#### Dataset content
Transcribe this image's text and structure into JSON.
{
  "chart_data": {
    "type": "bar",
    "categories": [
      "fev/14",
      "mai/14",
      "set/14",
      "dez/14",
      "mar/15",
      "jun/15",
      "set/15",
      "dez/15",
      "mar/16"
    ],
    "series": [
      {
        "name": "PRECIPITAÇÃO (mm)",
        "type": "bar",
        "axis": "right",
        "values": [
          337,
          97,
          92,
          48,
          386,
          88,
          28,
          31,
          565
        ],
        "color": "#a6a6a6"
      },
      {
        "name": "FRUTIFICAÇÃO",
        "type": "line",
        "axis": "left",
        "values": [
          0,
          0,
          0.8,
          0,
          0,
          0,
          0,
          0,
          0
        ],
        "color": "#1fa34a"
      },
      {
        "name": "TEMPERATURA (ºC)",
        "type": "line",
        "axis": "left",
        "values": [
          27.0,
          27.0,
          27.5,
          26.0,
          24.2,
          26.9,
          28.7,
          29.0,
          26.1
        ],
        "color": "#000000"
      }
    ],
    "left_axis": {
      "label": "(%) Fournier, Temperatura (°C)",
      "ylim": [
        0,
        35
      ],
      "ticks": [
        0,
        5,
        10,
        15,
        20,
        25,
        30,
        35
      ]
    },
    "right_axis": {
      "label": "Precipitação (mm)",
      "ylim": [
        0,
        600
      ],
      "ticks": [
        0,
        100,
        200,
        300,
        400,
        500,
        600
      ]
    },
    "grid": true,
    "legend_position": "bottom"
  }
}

#### The exercise
Considering only the records above, state the number of lines that include the word "color", with nothing added.

#### Response below
3